_Exercise:_
Where a line contains the string "JSON", copy that line.

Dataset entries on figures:
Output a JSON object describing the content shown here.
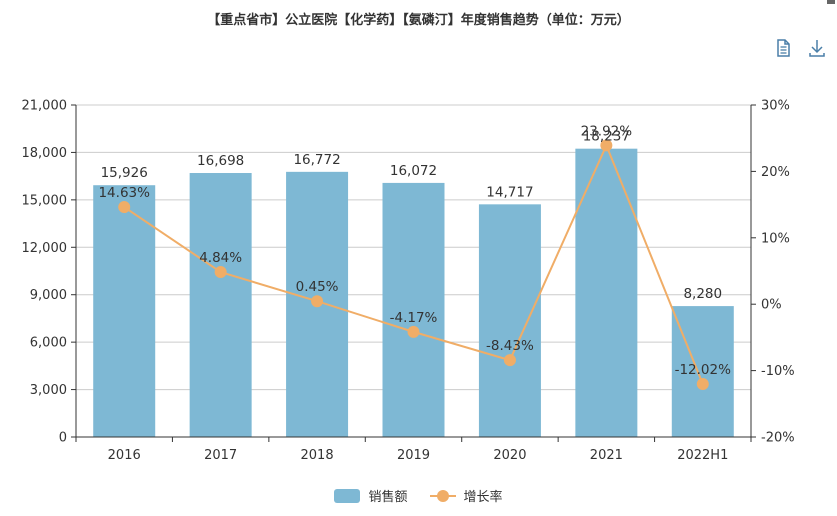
{
  "title": "【重点省市】公立医院【化学药】【氨磷汀】年度销售趋势（单位：万元）",
  "toolbar": {
    "icons": [
      "document-icon",
      "download-icon"
    ]
  },
  "colors": {
    "bar": "#7eb8d4",
    "line": "#f0ad67",
    "axis": "#333333",
    "grid": "#cccccc"
  },
  "legend": {
    "bar_label": "销售额",
    "line_label": "增长率"
  },
  "chart_data": {
    "type": "bar",
    "categories": [
      "2016",
      "2017",
      "2018",
      "2019",
      "2020",
      "2021",
      "2022H1"
    ],
    "series": [
      {
        "name": "销售额",
        "type": "bar",
        "axis": "left",
        "values": [
          15926,
          16698,
          16772,
          16072,
          14717,
          18237,
          8280
        ],
        "labels": [
          "15,926",
          "16,698",
          "16,772",
          "16,072",
          "14,717",
          "18,237",
          "8,280"
        ]
      },
      {
        "name": "增长率",
        "type": "line",
        "axis": "right",
        "values": [
          14.63,
          4.84,
          0.45,
          -4.17,
          -8.43,
          23.92,
          -12.02
        ],
        "labels": [
          "14.63%",
          "4.84%",
          "0.45%",
          "-4.17%",
          "-8.43%",
          "23.92%",
          "-12.02%"
        ]
      }
    ],
    "y_left": {
      "min": 0,
      "max": 21000,
      "ticks": [
        "0",
        "3,000",
        "6,000",
        "9,000",
        "12,000",
        "15,000",
        "18,000",
        "21,000"
      ]
    },
    "y_right": {
      "min": -20,
      "max": 30,
      "ticks": [
        "-20%",
        "-10%",
        "0%",
        "10%",
        "20%",
        "30%"
      ]
    },
    "grid": true,
    "legend_position": "bottom"
  }
}
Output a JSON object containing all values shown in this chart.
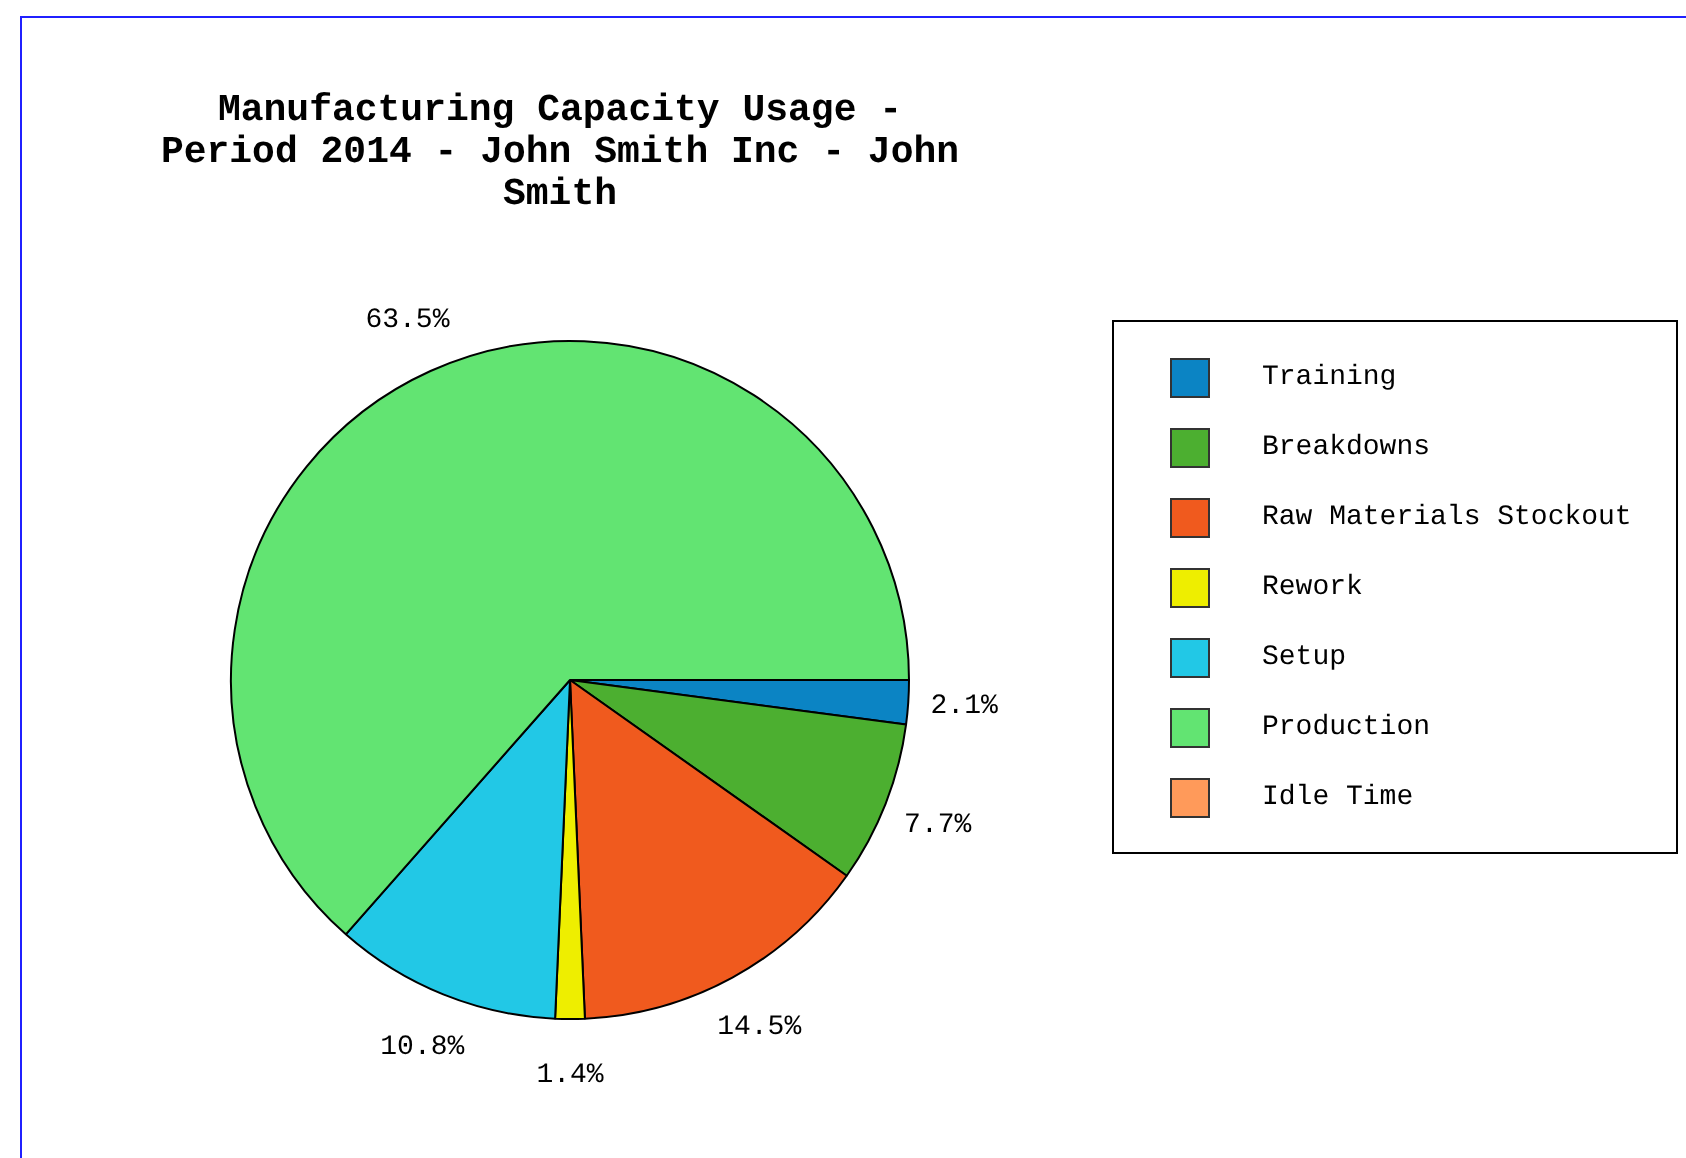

_Written reply:_
Output a JSON object describing the content shown here.
Output a JSON object containing all values shown in this chart.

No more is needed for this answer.